** Start **

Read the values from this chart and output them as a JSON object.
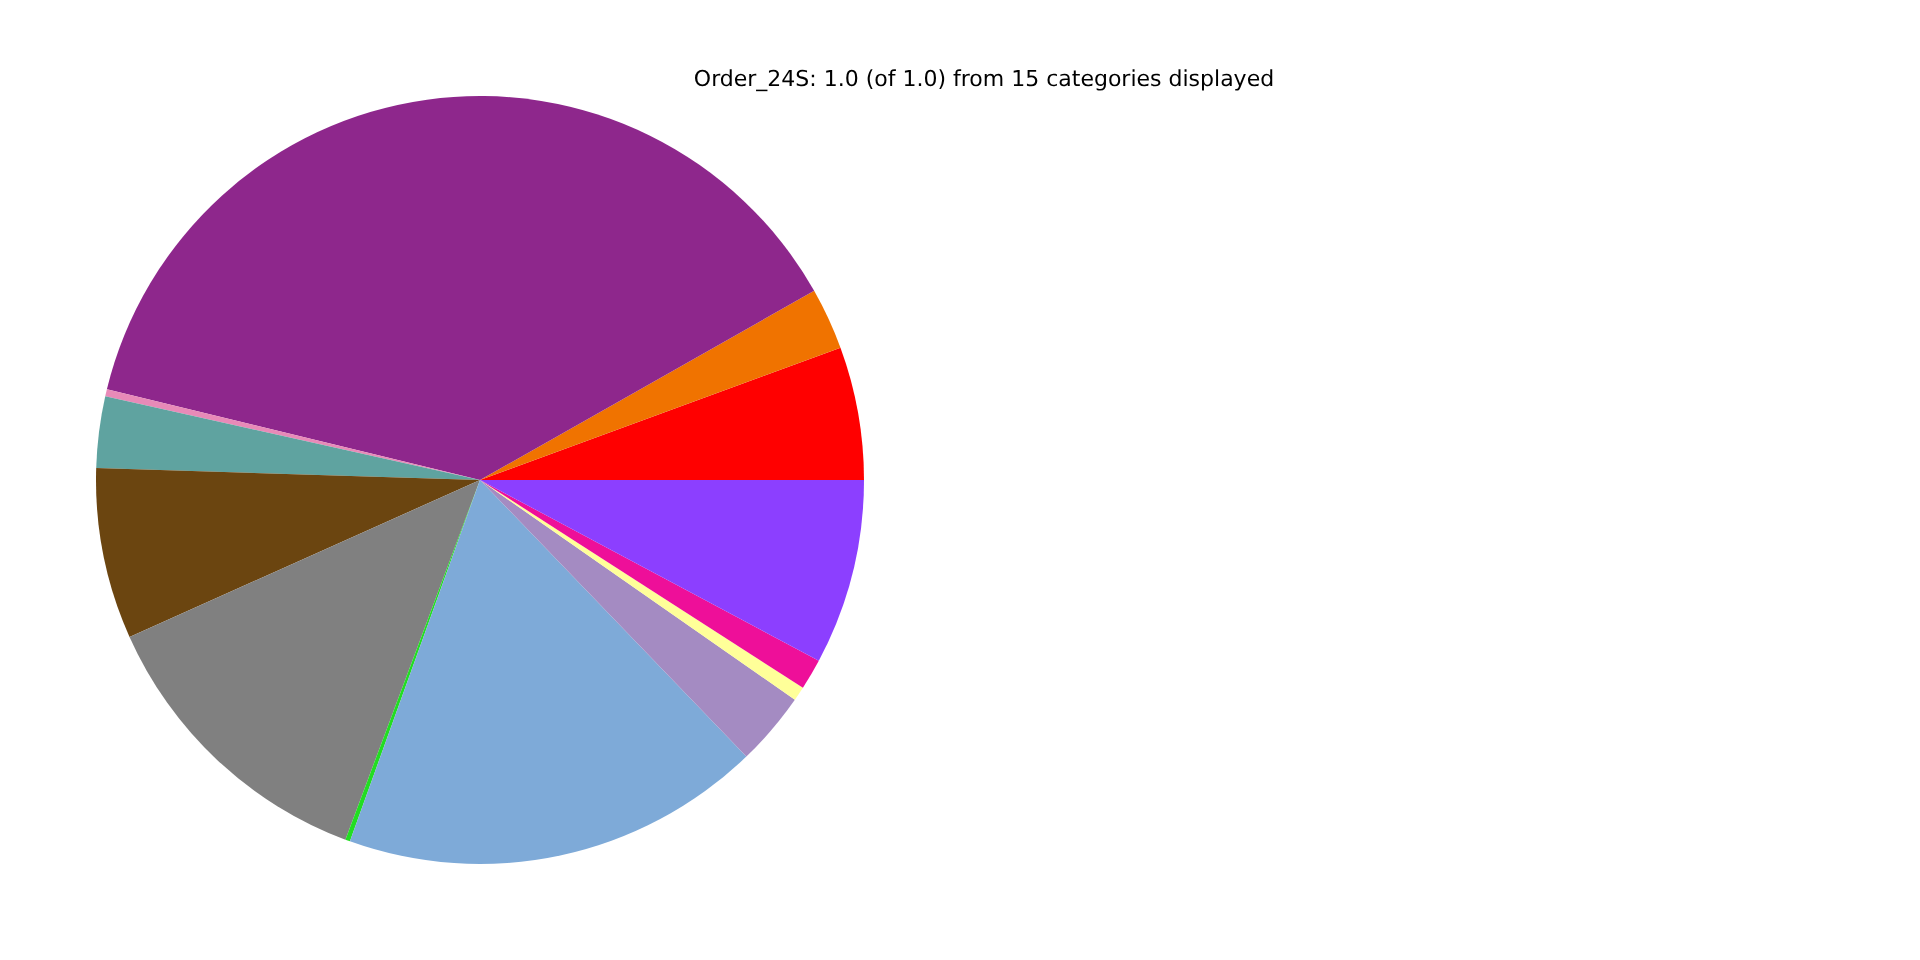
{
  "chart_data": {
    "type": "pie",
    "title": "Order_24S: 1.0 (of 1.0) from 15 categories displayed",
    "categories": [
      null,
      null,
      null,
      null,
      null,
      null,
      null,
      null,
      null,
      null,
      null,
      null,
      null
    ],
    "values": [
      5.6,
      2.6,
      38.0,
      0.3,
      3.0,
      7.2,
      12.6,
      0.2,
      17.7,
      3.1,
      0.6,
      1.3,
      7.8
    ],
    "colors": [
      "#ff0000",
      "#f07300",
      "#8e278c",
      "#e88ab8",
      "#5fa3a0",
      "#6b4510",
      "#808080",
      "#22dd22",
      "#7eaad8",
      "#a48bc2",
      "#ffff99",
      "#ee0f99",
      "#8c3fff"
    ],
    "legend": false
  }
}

** End **
** Start **

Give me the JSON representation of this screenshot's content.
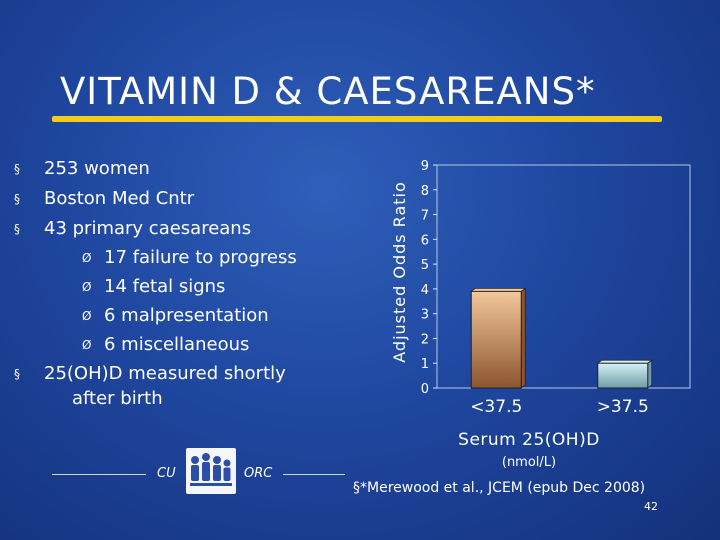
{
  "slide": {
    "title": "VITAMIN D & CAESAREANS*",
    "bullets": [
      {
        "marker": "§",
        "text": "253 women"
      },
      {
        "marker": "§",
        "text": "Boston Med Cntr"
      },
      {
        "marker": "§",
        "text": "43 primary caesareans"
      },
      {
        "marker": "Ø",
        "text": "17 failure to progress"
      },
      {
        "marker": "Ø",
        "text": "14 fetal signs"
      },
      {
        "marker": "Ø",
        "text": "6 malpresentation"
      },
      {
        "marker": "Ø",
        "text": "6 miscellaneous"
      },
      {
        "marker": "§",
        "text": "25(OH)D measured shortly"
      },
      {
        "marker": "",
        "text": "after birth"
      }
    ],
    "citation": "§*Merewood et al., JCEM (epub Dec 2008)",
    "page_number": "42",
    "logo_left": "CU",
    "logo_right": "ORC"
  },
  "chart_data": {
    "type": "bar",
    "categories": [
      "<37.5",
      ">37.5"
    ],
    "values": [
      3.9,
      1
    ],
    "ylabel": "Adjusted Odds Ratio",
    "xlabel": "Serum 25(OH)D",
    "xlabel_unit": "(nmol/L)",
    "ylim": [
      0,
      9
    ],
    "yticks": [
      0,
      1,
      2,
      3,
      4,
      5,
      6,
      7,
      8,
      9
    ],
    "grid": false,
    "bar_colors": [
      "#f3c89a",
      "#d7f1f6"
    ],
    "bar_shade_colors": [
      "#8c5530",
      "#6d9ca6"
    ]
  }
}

** End **
** Start **

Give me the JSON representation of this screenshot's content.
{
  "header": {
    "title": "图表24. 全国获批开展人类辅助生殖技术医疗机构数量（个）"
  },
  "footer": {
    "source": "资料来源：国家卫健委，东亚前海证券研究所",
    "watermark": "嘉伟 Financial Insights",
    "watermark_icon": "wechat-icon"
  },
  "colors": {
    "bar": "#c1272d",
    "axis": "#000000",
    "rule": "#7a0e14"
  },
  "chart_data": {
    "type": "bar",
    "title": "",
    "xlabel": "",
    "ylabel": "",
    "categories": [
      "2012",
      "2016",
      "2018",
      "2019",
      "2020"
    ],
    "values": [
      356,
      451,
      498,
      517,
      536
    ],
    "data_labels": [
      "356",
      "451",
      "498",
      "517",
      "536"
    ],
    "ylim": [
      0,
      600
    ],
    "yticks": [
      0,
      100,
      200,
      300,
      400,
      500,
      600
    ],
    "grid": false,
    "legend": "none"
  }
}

** End **

> _Request_
Find every line in the records above that holds the word "text", and copy each one.

> _Response to the task_
        "text": "253 women"
        "text": "Boston Med Cntr"
        "text": "43 primary caesareans"
        "text": "17 failure to progress"
        "text": "14 fetal signs"
        "text": "6 malpresentation"
        "text": "6 miscellaneous"
        "text": "25(OH)D measured shortly"
        "text": "after birth"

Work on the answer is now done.